Your objective
Return the complete listing that follows, with each line reproduced exactly.

Collected data
[start]

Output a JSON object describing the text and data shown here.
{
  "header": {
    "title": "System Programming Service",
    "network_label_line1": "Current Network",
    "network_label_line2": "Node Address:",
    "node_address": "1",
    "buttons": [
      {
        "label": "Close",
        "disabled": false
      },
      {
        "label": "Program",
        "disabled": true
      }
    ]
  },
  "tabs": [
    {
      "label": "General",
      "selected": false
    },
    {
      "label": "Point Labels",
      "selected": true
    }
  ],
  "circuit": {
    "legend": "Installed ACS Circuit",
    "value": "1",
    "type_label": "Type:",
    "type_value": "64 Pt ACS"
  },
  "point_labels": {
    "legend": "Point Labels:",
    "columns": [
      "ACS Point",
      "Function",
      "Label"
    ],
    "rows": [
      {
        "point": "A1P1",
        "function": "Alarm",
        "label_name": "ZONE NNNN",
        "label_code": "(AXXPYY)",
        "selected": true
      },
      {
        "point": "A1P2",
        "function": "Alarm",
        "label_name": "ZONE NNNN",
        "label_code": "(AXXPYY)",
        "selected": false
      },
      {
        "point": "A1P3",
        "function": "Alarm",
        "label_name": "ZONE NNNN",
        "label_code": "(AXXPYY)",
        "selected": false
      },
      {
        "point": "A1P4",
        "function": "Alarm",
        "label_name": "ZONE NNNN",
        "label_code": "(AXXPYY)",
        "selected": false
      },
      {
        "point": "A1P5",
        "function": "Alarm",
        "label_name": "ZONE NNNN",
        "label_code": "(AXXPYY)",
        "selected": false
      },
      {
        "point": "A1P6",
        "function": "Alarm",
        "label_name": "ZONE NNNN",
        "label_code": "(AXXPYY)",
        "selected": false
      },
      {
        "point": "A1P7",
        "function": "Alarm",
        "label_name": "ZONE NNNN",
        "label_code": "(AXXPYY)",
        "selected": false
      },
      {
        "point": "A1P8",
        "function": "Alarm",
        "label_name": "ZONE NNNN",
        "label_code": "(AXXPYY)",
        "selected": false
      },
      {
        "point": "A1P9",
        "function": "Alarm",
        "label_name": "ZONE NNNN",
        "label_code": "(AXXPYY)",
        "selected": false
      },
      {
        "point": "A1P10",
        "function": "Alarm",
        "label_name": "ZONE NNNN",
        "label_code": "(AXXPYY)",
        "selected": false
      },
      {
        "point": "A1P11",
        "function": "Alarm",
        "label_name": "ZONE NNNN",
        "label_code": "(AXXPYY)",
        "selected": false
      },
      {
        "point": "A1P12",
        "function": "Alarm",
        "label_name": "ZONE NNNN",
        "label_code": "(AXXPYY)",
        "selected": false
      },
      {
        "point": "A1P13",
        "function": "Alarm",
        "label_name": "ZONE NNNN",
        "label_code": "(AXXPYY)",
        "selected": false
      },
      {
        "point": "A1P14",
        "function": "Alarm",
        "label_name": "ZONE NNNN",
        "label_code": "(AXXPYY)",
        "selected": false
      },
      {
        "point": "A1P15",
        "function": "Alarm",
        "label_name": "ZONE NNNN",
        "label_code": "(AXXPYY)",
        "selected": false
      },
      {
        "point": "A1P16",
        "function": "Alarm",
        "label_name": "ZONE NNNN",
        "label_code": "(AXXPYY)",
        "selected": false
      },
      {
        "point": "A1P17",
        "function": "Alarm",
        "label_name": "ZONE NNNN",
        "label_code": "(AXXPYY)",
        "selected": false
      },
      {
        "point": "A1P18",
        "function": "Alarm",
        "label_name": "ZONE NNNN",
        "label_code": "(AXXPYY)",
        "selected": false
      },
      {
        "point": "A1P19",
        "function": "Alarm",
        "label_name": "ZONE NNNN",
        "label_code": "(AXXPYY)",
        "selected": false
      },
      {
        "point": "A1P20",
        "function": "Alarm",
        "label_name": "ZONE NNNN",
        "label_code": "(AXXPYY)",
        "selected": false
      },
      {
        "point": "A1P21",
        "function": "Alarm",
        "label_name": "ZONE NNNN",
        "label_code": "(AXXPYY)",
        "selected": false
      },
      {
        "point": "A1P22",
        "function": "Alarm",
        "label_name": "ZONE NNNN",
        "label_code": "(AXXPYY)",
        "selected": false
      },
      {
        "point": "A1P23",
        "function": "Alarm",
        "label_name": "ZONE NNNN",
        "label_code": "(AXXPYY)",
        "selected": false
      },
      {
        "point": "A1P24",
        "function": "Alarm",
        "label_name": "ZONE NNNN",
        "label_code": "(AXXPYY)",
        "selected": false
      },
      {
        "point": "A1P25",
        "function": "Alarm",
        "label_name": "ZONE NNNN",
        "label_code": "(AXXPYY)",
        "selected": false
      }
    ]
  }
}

[end]

Reply to the task
Output a JSON object describing the text and data shown here.
{
  "header": {
    "title": "System Programming Service",
    "network_label_line1": "Current Network",
    "network_label_line2": "Node Address:",
    "node_address": "1",
    "buttons": [
      {
        "label": "Close",
        "disabled": false
      },
      {
        "label": "Program",
        "disabled": true
      }
    ]
  },
  "tabs": [
    {
      "label": "General",
      "selected": false
    },
    {
      "label": "Point Labels",
      "selected": true
    }
  ],
  "circuit": {
    "legend": "Installed ACS Circuit",
    "value": "1",
    "type_label": "Type:",
    "type_value": "64 Pt ACS"
  },
  "point_labels": {
    "legend": "Point Labels:",
    "columns": [
      "ACS Point",
      "Function",
      "Label"
    ],
    "rows": [
      {
        "point": "A1P1",
        "function": "Alarm",
        "label_name": "ZONE NNNN",
        "label_code": "(AXXPYY)",
        "selected": true
      },
      {
        "point": "A1P2",
        "function": "Alarm",
        "label_name": "ZONE NNNN",
        "label_code": "(AXXPYY)",
        "selected": false
      },
      {
        "point": "A1P3",
        "function": "Alarm",
        "label_name": "ZONE NNNN",
        "label_code": "(AXXPYY)",
        "selected": false
      },
      {
        "point": "A1P4",
        "function": "Alarm",
        "label_name": "ZONE NNNN",
        "label_code": "(AXXPYY)",
        "selected": false
      },
      {
        "point": "A1P5",
        "function": "Alarm",
        "label_name": "ZONE NNNN",
        "label_code": "(AXXPYY)",
        "selected": false
      },
      {
        "point": "A1P6",
        "function": "Alarm",
        "label_name": "ZONE NNNN",
        "label_code": "(AXXPYY)",
        "selected": false
      },
      {
        "point": "A1P7",
        "function": "Alarm",
        "label_name": "ZONE NNNN",
        "label_code": "(AXXPYY)",
        "selected": false
      },
      {
        "point": "A1P8",
        "function": "Alarm",
        "label_name": "ZONE NNNN",
        "label_code": "(AXXPYY)",
        "selected": false
      },
      {
        "point": "A1P9",
        "function": "Alarm",
        "label_name": "ZONE NNNN",
        "label_code": "(AXXPYY)",
        "selected": false
      },
      {
        "point": "A1P10",
        "function": "Alarm",
        "label_name": "ZONE NNNN",
        "label_code": "(AXXPYY)",
        "selected": false
      },
      {
        "point": "A1P11",
        "function": "Alarm",
        "label_name": "ZONE NNNN",
        "label_code": "(AXXPYY)",
        "selected": false
      },
      {
        "point": "A1P12",
        "function": "Alarm",
        "label_name": "ZONE NNNN",
        "label_code": "(AXXPYY)",
        "selected": false
      },
      {
        "point": "A1P13",
        "function": "Alarm",
        "label_name": "ZONE NNNN",
        "label_code": "(AXXPYY)",
        "selected": false
      },
      {
        "point": "A1P14",
        "function": "Alarm",
        "label_name": "ZONE NNNN",
        "label_code": "(AXXPYY)",
        "selected": false
      },
      {
        "point": "A1P15",
        "function": "Alarm",
        "label_name": "ZONE NNNN",
        "label_code": "(AXXPYY)",
        "selected": false
      },
      {
        "point": "A1P16",
        "function": "Alarm",
        "label_name": "ZONE NNNN",
        "label_code": "(AXXPYY)",
        "selected": false
      },
      {
        "point": "A1P17",
        "function": "Alarm",
        "label_name": "ZONE NNNN",
        "label_code": "(AXXPYY)",
        "selected": false
      },
      {
        "point": "A1P18",
        "function": "Alarm",
        "label_name": "ZONE NNNN",
        "label_code": "(AXXPYY)",
        "selected": false
      },
      {
        "point": "A1P19",
        "function": "Alarm",
        "label_name": "ZONE NNNN",
        "label_code": "(AXXPYY)",
        "selected": false
      },
      {
        "point": "A1P20",
        "function": "Alarm",
        "label_name": "ZONE NNNN",
        "label_code": "(AXXPYY)",
        "selected": false
      },
      {
        "point": "A1P21",
        "function": "Alarm",
        "label_name": "ZONE NNNN",
        "label_code": "(AXXPYY)",
        "selected": false
      },
      {
        "point": "A1P22",
        "function": "Alarm",
        "label_name": "ZONE NNNN",
        "label_code": "(AXXPYY)",
        "selected": false
      },
      {
        "point": "A1P23",
        "function": "Alarm",
        "label_name": "ZONE NNNN",
        "label_code": "(AXXPYY)",
        "selected": false
      },
      {
        "point": "A1P24",
        "function": "Alarm",
        "label_name": "ZONE NNNN",
        "label_code": "(AXXPYY)",
        "selected": false
      },
      {
        "point": "A1P25",
        "function": "Alarm",
        "label_name": "ZONE NNNN",
        "label_code": "(AXXPYY)",
        "selected": false
      }
    ]
  }
}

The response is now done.